GIVEN EXERCISE
Copy everything in the listing below word for word, apart from any images.

DATASET RECORDS

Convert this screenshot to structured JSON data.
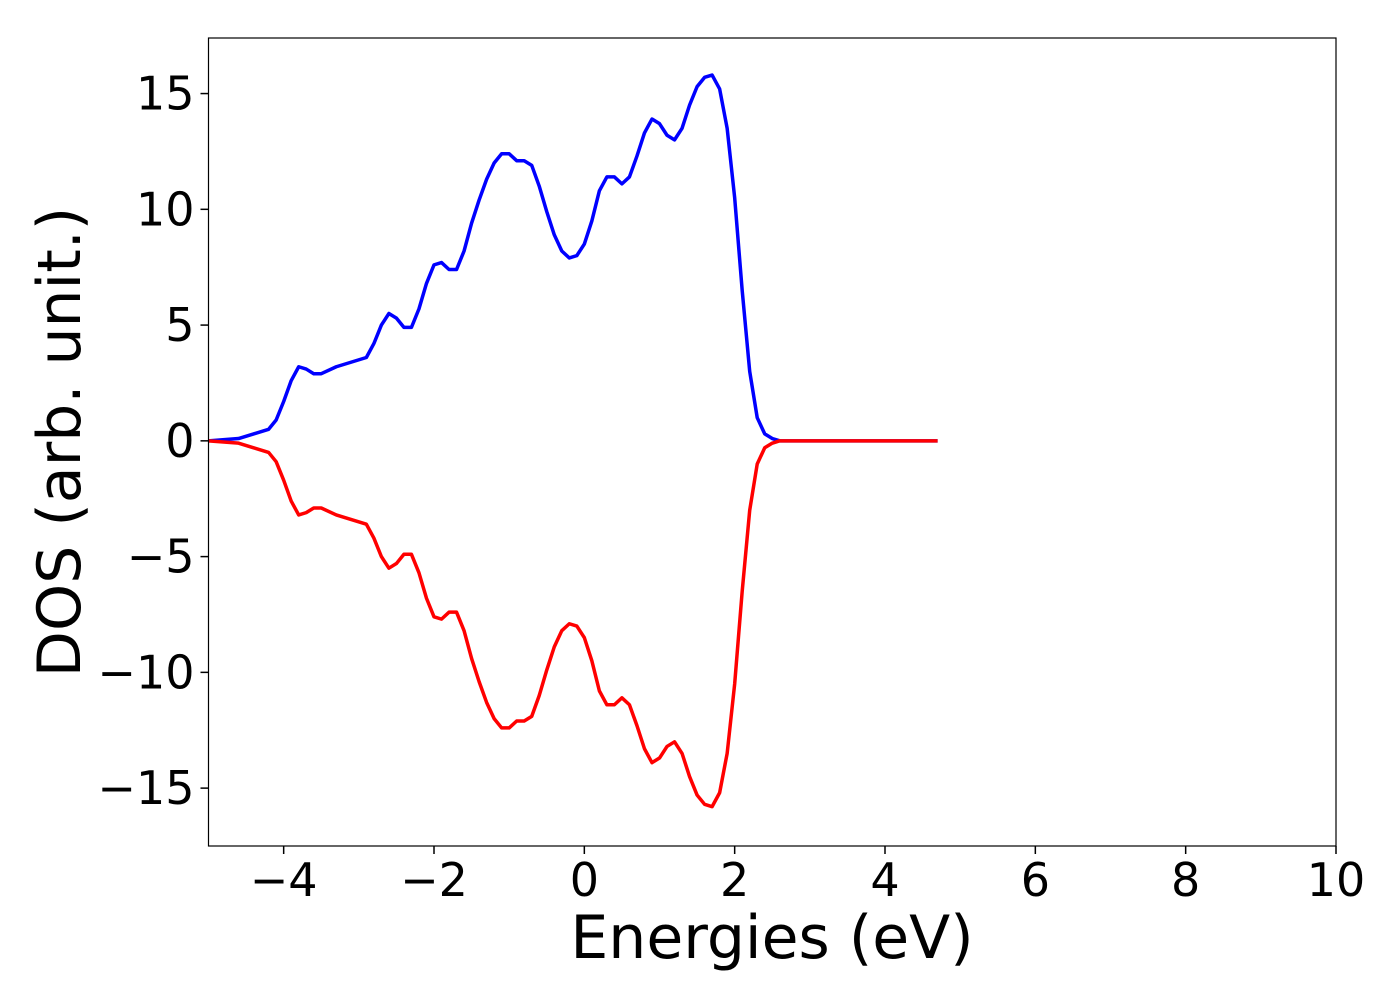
{
  "chart_data": {
    "type": "line",
    "xlabel": "Energies (eV)",
    "ylabel": "DOS (arb. unit.)",
    "x": [
      -5,
      -4.6,
      -4.4,
      -4.2,
      -4.1,
      -4.0,
      -3.9,
      -3.8,
      -3.7,
      -3.6,
      -3.5,
      -3.3,
      -3.1,
      -2.9,
      -2.8,
      -2.7,
      -2.6,
      -2.5,
      -2.4,
      -2.3,
      -2.2,
      -2.1,
      -2.0,
      -1.9,
      -1.8,
      -1.7,
      -1.6,
      -1.5,
      -1.4,
      -1.3,
      -1.2,
      -1.1,
      -1.0,
      -0.9,
      -0.8,
      -0.7,
      -0.6,
      -0.5,
      -0.4,
      -0.3,
      -0.2,
      -0.1,
      0,
      0.1,
      0.2,
      0.3,
      0.4,
      0.5,
      0.6,
      0.7,
      0.8,
      0.9,
      1.0,
      1.1,
      1.2,
      1.3,
      1.4,
      1.5,
      1.6,
      1.7,
      1.8,
      1.9,
      2.0,
      2.1,
      2.2,
      2.3,
      2.4,
      2.5,
      2.6,
      2.7,
      4.7
    ],
    "series": [
      {
        "color": "#0000ff",
        "values": [
          0,
          0.1,
          0.3,
          0.5,
          0.9,
          1.7,
          2.6,
          3.2,
          3.1,
          2.9,
          2.9,
          3.2,
          3.4,
          3.6,
          4.2,
          5.0,
          5.5,
          5.3,
          4.9,
          4.9,
          5.7,
          6.8,
          7.6,
          7.7,
          7.4,
          7.4,
          8.2,
          9.4,
          10.4,
          11.3,
          12.0,
          12.4,
          12.4,
          12.1,
          12.1,
          11.9,
          11.0,
          9.9,
          8.9,
          8.2,
          7.9,
          8.0,
          8.5,
          9.5,
          10.8,
          11.4,
          11.4,
          11.1,
          11.4,
          12.3,
          13.3,
          13.9,
          13.7,
          13.2,
          13.0,
          13.5,
          14.5,
          15.3,
          15.7,
          15.8,
          15.2,
          13.5,
          10.5,
          6.5,
          3.0,
          1.0,
          0.3,
          0.1,
          0,
          0,
          0
        ]
      },
      {
        "color": "#ff0000",
        "values": [
          0,
          -0.1,
          -0.3,
          -0.5,
          -0.9,
          -1.7,
          -2.6,
          -3.2,
          -3.1,
          -2.9,
          -2.9,
          -3.2,
          -3.4,
          -3.6,
          -4.2,
          -5.0,
          -5.5,
          -5.3,
          -4.9,
          -4.9,
          -5.7,
          -6.8,
          -7.6,
          -7.7,
          -7.4,
          -7.4,
          -8.2,
          -9.4,
          -10.4,
          -11.3,
          -12.0,
          -12.4,
          -12.4,
          -12.1,
          -12.1,
          -11.9,
          -11.0,
          -9.9,
          -8.9,
          -8.2,
          -7.9,
          -8.0,
          -8.5,
          -9.5,
          -10.8,
          -11.4,
          -11.4,
          -11.1,
          -11.4,
          -12.3,
          -13.3,
          -13.9,
          -13.7,
          -13.2,
          -13.0,
          -13.5,
          -14.5,
          -15.3,
          -15.7,
          -15.8,
          -15.2,
          -13.5,
          -10.5,
          -6.5,
          -3.0,
          -1.0,
          -0.3,
          -0.1,
          0,
          0,
          0
        ]
      }
    ],
    "xlim": [
      -5,
      10
    ],
    "xticks": [
      {
        "value": -4,
        "label": "−4"
      },
      {
        "value": -2,
        "label": "−2"
      },
      0,
      2,
      4,
      6,
      8,
      10
    ],
    "ylim": [
      -17.5,
      17.4
    ],
    "yticks": [
      {
        "value": -15,
        "label": "−15"
      },
      {
        "value": -10,
        "label": "−10"
      },
      {
        "value": -5,
        "label": "−5"
      },
      0,
      5,
      10,
      15
    ]
  }
}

FINAL RESULT
Convert this screenshot to structured JSON data.
{
  "chart_data": {
    "type": "line",
    "xlabel": "Energies (eV)",
    "ylabel": "DOS (arb. unit.)",
    "x": [
      -5,
      -4.6,
      -4.4,
      -4.2,
      -4.1,
      -4.0,
      -3.9,
      -3.8,
      -3.7,
      -3.6,
      -3.5,
      -3.3,
      -3.1,
      -2.9,
      -2.8,
      -2.7,
      -2.6,
      -2.5,
      -2.4,
      -2.3,
      -2.2,
      -2.1,
      -2.0,
      -1.9,
      -1.8,
      -1.7,
      -1.6,
      -1.5,
      -1.4,
      -1.3,
      -1.2,
      -1.1,
      -1.0,
      -0.9,
      -0.8,
      -0.7,
      -0.6,
      -0.5,
      -0.4,
      -0.3,
      -0.2,
      -0.1,
      0,
      0.1,
      0.2,
      0.3,
      0.4,
      0.5,
      0.6,
      0.7,
      0.8,
      0.9,
      1.0,
      1.1,
      1.2,
      1.3,
      1.4,
      1.5,
      1.6,
      1.7,
      1.8,
      1.9,
      2.0,
      2.1,
      2.2,
      2.3,
      2.4,
      2.5,
      2.6,
      2.7,
      4.7
    ],
    "series": [
      {
        "color": "#0000ff",
        "values": [
          0,
          0.1,
          0.3,
          0.5,
          0.9,
          1.7,
          2.6,
          3.2,
          3.1,
          2.9,
          2.9,
          3.2,
          3.4,
          3.6,
          4.2,
          5.0,
          5.5,
          5.3,
          4.9,
          4.9,
          5.7,
          6.8,
          7.6,
          7.7,
          7.4,
          7.4,
          8.2,
          9.4,
          10.4,
          11.3,
          12.0,
          12.4,
          12.4,
          12.1,
          12.1,
          11.9,
          11.0,
          9.9,
          8.9,
          8.2,
          7.9,
          8.0,
          8.5,
          9.5,
          10.8,
          11.4,
          11.4,
          11.1,
          11.4,
          12.3,
          13.3,
          13.9,
          13.7,
          13.2,
          13.0,
          13.5,
          14.5,
          15.3,
          15.7,
          15.8,
          15.2,
          13.5,
          10.5,
          6.5,
          3.0,
          1.0,
          0.3,
          0.1,
          0,
          0,
          0
        ]
      },
      {
        "color": "#ff0000",
        "values": [
          0,
          -0.1,
          -0.3,
          -0.5,
          -0.9,
          -1.7,
          -2.6,
          -3.2,
          -3.1,
          -2.9,
          -2.9,
          -3.2,
          -3.4,
          -3.6,
          -4.2,
          -5.0,
          -5.5,
          -5.3,
          -4.9,
          -4.9,
          -5.7,
          -6.8,
          -7.6,
          -7.7,
          -7.4,
          -7.4,
          -8.2,
          -9.4,
          -10.4,
          -11.3,
          -12.0,
          -12.4,
          -12.4,
          -12.1,
          -12.1,
          -11.9,
          -11.0,
          -9.9,
          -8.9,
          -8.2,
          -7.9,
          -8.0,
          -8.5,
          -9.5,
          -10.8,
          -11.4,
          -11.4,
          -11.1,
          -11.4,
          -12.3,
          -13.3,
          -13.9,
          -13.7,
          -13.2,
          -13.0,
          -13.5,
          -14.5,
          -15.3,
          -15.7,
          -15.8,
          -15.2,
          -13.5,
          -10.5,
          -6.5,
          -3.0,
          -1.0,
          -0.3,
          -0.1,
          0,
          0,
          0
        ]
      }
    ],
    "xlim": [
      -5,
      10
    ],
    "xticks": [
      {
        "value": -4,
        "label": "−4"
      },
      {
        "value": -2,
        "label": "−2"
      },
      0,
      2,
      4,
      6,
      8,
      10
    ],
    "ylim": [
      -17.5,
      17.4
    ],
    "yticks": [
      {
        "value": -15,
        "label": "−15"
      },
      {
        "value": -10,
        "label": "−10"
      },
      {
        "value": -5,
        "label": "−5"
      },
      0,
      5,
      10,
      15
    ]
  }
}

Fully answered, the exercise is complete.